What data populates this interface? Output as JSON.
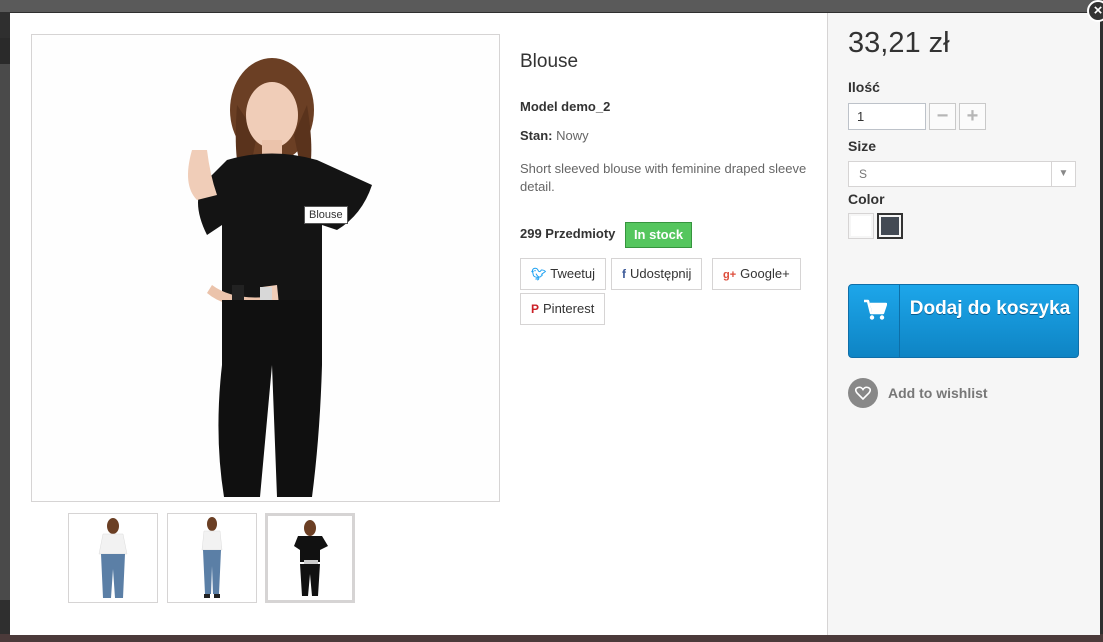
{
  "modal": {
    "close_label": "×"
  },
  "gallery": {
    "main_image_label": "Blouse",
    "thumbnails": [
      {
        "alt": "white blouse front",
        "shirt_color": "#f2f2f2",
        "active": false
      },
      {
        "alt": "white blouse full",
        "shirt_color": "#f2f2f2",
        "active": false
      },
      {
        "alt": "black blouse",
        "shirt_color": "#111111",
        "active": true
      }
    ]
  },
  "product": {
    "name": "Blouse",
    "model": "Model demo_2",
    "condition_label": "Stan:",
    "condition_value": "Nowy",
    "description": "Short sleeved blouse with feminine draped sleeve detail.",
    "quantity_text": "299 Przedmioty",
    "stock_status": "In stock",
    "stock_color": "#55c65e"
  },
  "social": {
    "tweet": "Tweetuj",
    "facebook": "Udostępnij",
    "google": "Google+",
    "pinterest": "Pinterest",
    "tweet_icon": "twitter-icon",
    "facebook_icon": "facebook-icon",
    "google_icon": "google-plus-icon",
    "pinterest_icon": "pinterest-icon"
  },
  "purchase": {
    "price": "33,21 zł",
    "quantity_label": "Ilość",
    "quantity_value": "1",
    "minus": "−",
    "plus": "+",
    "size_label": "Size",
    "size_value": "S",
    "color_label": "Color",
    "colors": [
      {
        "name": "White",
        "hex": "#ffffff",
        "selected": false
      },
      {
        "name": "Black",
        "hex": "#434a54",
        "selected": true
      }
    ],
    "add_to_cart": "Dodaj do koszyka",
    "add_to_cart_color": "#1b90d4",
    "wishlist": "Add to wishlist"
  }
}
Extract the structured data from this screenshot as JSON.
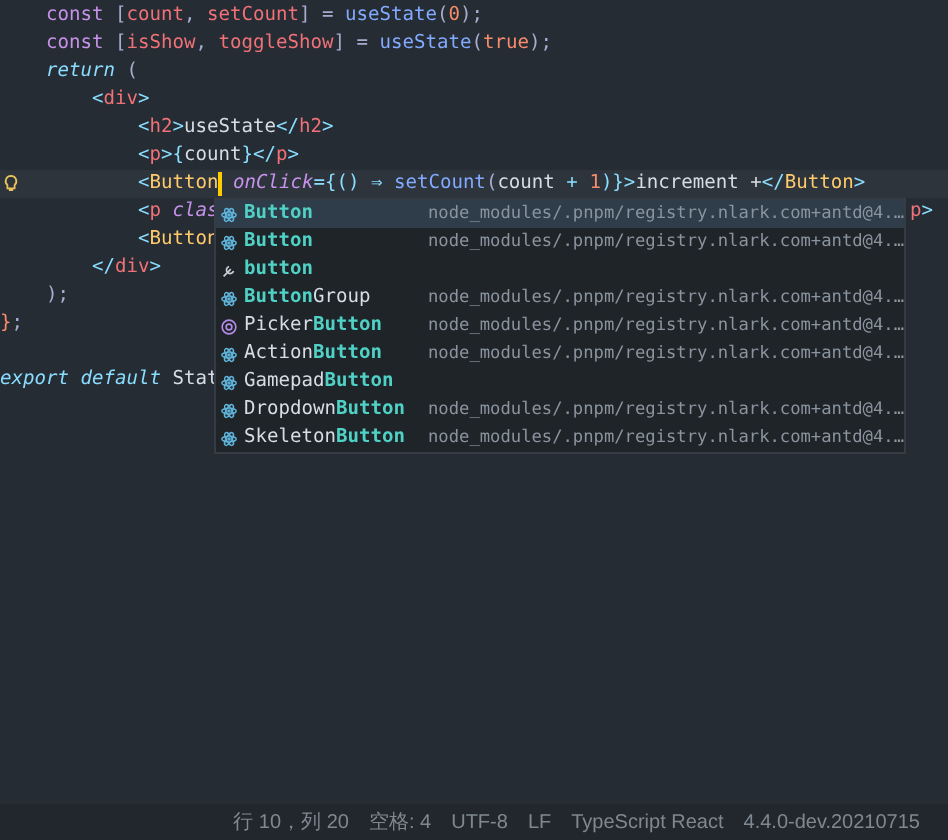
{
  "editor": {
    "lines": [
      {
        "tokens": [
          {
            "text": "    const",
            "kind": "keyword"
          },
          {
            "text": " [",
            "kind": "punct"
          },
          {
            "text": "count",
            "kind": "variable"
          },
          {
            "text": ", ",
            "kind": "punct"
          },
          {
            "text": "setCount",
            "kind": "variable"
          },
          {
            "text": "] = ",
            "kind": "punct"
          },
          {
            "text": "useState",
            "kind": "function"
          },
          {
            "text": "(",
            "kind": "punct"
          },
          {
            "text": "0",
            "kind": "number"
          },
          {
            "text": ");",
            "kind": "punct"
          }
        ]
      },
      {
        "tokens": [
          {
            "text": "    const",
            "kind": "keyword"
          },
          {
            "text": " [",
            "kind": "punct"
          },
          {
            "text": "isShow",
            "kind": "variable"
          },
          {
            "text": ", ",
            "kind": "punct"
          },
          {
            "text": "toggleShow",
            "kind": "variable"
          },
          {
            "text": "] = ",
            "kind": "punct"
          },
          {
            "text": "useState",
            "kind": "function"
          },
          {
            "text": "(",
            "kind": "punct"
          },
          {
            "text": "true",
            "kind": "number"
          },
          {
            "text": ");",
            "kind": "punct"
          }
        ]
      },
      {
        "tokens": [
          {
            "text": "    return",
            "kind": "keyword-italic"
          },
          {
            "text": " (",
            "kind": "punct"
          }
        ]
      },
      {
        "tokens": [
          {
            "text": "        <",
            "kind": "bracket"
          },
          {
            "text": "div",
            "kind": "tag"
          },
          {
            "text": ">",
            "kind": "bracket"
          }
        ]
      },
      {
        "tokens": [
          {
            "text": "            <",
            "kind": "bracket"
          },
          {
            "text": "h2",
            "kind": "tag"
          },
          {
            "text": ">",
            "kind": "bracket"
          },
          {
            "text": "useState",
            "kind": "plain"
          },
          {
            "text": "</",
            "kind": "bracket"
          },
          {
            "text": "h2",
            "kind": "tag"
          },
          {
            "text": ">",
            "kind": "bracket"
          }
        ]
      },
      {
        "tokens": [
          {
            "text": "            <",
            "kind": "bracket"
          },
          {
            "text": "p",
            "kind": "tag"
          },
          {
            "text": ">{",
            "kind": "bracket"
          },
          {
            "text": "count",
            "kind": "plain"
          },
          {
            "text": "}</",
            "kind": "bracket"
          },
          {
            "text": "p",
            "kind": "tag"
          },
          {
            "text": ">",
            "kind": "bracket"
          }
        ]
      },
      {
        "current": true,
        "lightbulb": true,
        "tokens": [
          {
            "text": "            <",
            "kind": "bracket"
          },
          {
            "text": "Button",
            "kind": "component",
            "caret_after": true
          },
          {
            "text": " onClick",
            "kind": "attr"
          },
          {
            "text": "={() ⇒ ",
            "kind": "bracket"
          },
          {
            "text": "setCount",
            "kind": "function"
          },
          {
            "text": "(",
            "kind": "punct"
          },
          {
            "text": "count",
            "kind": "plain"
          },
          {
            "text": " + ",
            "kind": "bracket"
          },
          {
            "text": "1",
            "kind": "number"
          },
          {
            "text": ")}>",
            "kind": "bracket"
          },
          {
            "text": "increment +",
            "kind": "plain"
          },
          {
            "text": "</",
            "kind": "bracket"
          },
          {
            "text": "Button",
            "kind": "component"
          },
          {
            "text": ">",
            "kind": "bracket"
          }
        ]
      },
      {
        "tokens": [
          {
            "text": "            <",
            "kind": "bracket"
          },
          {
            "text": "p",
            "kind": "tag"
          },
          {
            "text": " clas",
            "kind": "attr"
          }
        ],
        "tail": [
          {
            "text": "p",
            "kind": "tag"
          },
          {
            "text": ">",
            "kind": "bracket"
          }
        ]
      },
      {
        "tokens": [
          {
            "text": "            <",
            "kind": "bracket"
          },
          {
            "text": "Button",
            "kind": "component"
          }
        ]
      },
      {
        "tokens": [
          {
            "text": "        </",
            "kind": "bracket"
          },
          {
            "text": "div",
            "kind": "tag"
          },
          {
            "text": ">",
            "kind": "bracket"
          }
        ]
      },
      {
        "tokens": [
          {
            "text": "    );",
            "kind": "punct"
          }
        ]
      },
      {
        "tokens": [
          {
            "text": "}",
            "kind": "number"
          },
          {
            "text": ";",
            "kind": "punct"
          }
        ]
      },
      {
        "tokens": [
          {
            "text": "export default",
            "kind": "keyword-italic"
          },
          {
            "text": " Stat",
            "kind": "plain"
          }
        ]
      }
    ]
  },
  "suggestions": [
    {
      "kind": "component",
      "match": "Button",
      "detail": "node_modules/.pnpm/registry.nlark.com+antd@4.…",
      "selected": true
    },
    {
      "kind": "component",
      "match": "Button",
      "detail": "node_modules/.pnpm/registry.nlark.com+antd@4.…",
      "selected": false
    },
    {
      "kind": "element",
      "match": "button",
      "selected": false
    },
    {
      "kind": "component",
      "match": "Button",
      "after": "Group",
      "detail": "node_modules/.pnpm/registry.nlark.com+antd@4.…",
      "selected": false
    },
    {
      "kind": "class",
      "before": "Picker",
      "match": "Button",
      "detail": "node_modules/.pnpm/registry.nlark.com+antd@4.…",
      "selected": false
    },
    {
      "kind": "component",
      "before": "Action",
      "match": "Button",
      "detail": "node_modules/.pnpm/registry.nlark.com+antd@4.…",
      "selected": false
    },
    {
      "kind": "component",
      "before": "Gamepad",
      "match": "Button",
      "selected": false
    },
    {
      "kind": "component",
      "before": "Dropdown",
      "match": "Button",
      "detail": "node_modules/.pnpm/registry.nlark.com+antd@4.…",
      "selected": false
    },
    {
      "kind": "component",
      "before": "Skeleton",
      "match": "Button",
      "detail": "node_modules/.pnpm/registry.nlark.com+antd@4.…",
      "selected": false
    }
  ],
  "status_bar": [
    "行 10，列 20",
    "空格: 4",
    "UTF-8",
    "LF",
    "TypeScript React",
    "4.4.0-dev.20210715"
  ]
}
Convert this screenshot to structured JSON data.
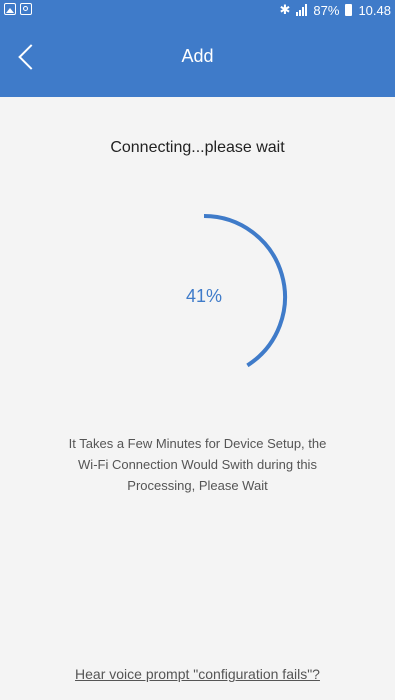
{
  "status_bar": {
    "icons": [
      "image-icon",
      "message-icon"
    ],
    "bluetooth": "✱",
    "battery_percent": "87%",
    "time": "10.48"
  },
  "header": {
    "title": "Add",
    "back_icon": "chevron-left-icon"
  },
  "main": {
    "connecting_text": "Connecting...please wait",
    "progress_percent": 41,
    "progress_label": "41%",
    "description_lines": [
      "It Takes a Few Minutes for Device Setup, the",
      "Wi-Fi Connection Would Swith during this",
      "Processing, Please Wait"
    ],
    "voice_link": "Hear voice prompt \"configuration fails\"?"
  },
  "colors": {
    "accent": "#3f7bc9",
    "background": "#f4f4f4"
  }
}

# # # # # # #

• **Your task**
From the material above, write out exactly the lines from the line with "Convert this screenshot" through the closing line, inclusive, and no pictures.

• **Response to the task**
Convert this screenshot to structured JSON data.
{
  "status_bar": {
    "icons": [
      "image-icon",
      "message-icon"
    ],
    "bluetooth": "✱",
    "battery_percent": "87%",
    "time": "10.48"
  },
  "header": {
    "title": "Add",
    "back_icon": "chevron-left-icon"
  },
  "main": {
    "connecting_text": "Connecting...please wait",
    "progress_percent": 41,
    "progress_label": "41%",
    "description_lines": [
      "It Takes a Few Minutes for Device Setup, the",
      "Wi-Fi Connection Would Swith during this",
      "Processing, Please Wait"
    ],
    "voice_link": "Hear voice prompt \"configuration fails\"?"
  },
  "colors": {
    "accent": "#3f7bc9",
    "background": "#f4f4f4"
  }
}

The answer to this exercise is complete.